● **Direction**: Reproduce the lines below with every occurrence of "Patent image size" swapped for "Drawing size", leaving everything else unchanged.

* start Record list *

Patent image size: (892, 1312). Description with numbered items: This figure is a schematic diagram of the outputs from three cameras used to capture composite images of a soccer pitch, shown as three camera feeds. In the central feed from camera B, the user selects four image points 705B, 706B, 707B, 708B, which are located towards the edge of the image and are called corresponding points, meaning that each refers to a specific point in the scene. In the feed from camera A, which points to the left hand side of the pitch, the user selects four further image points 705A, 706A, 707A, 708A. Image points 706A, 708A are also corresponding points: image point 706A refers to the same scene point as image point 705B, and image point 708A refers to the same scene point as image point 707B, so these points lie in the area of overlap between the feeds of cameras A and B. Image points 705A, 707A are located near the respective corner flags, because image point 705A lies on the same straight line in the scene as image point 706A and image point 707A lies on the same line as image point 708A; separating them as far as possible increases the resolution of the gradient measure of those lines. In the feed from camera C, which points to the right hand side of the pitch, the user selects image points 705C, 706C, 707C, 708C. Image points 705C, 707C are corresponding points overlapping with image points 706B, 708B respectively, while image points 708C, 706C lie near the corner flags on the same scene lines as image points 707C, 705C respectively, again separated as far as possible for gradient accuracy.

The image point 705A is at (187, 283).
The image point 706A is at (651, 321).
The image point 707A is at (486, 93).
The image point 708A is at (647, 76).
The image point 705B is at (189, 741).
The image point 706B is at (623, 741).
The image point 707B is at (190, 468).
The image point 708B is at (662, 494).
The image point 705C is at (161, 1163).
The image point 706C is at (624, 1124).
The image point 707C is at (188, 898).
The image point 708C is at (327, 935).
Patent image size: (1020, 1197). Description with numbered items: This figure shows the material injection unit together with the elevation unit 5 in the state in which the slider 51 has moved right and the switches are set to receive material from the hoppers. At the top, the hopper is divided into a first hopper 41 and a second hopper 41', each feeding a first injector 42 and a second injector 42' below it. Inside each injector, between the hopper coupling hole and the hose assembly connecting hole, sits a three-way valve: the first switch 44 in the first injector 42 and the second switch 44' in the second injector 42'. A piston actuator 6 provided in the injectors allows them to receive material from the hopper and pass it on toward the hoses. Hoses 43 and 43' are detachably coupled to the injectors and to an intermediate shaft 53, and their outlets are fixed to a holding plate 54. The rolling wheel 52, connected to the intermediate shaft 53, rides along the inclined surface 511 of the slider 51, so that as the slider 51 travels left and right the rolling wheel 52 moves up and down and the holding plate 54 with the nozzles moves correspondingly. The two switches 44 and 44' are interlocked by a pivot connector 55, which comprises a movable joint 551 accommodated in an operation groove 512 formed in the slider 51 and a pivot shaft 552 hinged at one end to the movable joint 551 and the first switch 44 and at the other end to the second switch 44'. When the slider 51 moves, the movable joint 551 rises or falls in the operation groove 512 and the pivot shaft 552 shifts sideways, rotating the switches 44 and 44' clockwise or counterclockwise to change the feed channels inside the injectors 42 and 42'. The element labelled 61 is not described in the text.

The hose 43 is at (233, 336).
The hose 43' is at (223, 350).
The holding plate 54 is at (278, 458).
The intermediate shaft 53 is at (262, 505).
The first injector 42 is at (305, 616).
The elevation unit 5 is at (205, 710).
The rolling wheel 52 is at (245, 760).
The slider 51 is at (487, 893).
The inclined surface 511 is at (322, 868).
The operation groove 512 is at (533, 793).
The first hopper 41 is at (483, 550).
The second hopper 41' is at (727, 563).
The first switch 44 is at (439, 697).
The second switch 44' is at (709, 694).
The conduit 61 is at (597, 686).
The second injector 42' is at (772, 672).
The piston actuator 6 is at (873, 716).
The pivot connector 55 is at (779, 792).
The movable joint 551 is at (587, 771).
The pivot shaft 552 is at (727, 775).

* end Record list *

● **Result for this exercise**:
Drawing size: (892, 1312). Description with numbered items: This figure is a schematic diagram of the outputs from three cameras used to capture composite images of a soccer pitch, shown as three camera feeds. In the central feed from camera B, the user selects four image points 705B, 706B, 707B, 708B, which are located towards the edge of the image and are called corresponding points, meaning that each refers to a specific point in the scene. In the feed from camera A, which points to the left hand side of the pitch, the user selects four further image points 705A, 706A, 707A, 708A. Image points 706A, 708A are also corresponding points: image point 706A refers to the same scene point as image point 705B, and image point 708A refers to the same scene point as image point 707B, so these points lie in the area of overlap between the feeds of cameras A and B. Image points 705A, 707A are located near the respective corner flags, because image point 705A lies on the same straight line in the scene as image point 706A and image point 707A lies on the same line as image point 708A; separating them as far as possible increases the resolution of the gradient measure of those lines. In the feed from camera C, which points to the right hand side of the pitch, the user selects image points 705C, 706C, 707C, 708C. Image points 705C, 707C are corresponding points overlapping with image points 706B, 708B respectively, while image points 708C, 706C lie near the corner flags on the same scene lines as image points 707C, 705C respectively, again separated as far as possible for gradient accuracy.

The image point 705A is at (187, 283).
The image point 706A is at (651, 321).
The image point 707A is at (486, 93).
The image point 708A is at (647, 76).
The image point 705B is at (189, 741).
The image point 706B is at (623, 741).
The image point 707B is at (190, 468).
The image point 708B is at (662, 494).
The image point 705C is at (161, 1163).
The image point 706C is at (624, 1124).
The image point 707C is at (188, 898).
The image point 708C is at (327, 935).
Drawing size: (1020, 1197). Description with numbered items: This figure shows the material injection unit together with the elevation unit 5 in the state in which the slider 51 has moved right and the switches are set to receive material from the hoppers. At the top, the hopper is divided into a first hopper 41 and a second hopper 41', each feeding a first injector 42 and a second injector 42' below it. Inside each injector, between the hopper coupling hole and the hose assembly connecting hole, sits a three-way valve: the first switch 44 in the first injector 42 and the second switch 44' in the second injector 42'. A piston actuator 6 provided in the injectors allows them to receive material from the hopper and pass it on toward the hoses. Hoses 43 and 43' are detachably coupled to the injectors and to an intermediate shaft 53, and their outlets are fixed to a holding plate 54. The rolling wheel 52, connected to the intermediate shaft 53, rides along the inclined surface 511 of the slider 51, so that as the slider 51 travels left and right the rolling wheel 52 moves up and down and the holding plate 54 with the nozzles moves correspondingly. The two switches 44 and 44' are interlocked by a pivot connector 55, which comprises a movable joint 551 accommodated in an operation groove 512 formed in the slider 51 and a pivot shaft 552 hinged at one end to the movable joint 551 and the first switch 44 and at the other end to the second switch 44'. When the slider 51 moves, the movable joint 551 rises or falls in the operation groove 512 and the pivot shaft 552 shifts sideways, rotating the switches 44 and 44' clockwise or counterclockwise to change the feed channels inside the injectors 42 and 42'. The element labelled 61 is not described in the text.

The hose 43 is at (233, 336).
The hose 43' is at (223, 350).
The holding plate 54 is at (278, 458).
The intermediate shaft 53 is at (262, 505).
The first injector 42 is at (305, 616).
The elevation unit 5 is at (205, 710).
The rolling wheel 52 is at (245, 760).
The slider 51 is at (487, 893).
The inclined surface 511 is at (322, 868).
The operation groove 512 is at (533, 793).
The first hopper 41 is at (483, 550).
The second hopper 41' is at (727, 563).
The first switch 44 is at (439, 697).
The second switch 44' is at (709, 694).
The conduit 61 is at (597, 686).
The second injector 42' is at (772, 672).
The piston actuator 6 is at (873, 716).
The pivot connector 55 is at (779, 792).
The movable joint 551 is at (587, 771).
The pivot shaft 552 is at (727, 775).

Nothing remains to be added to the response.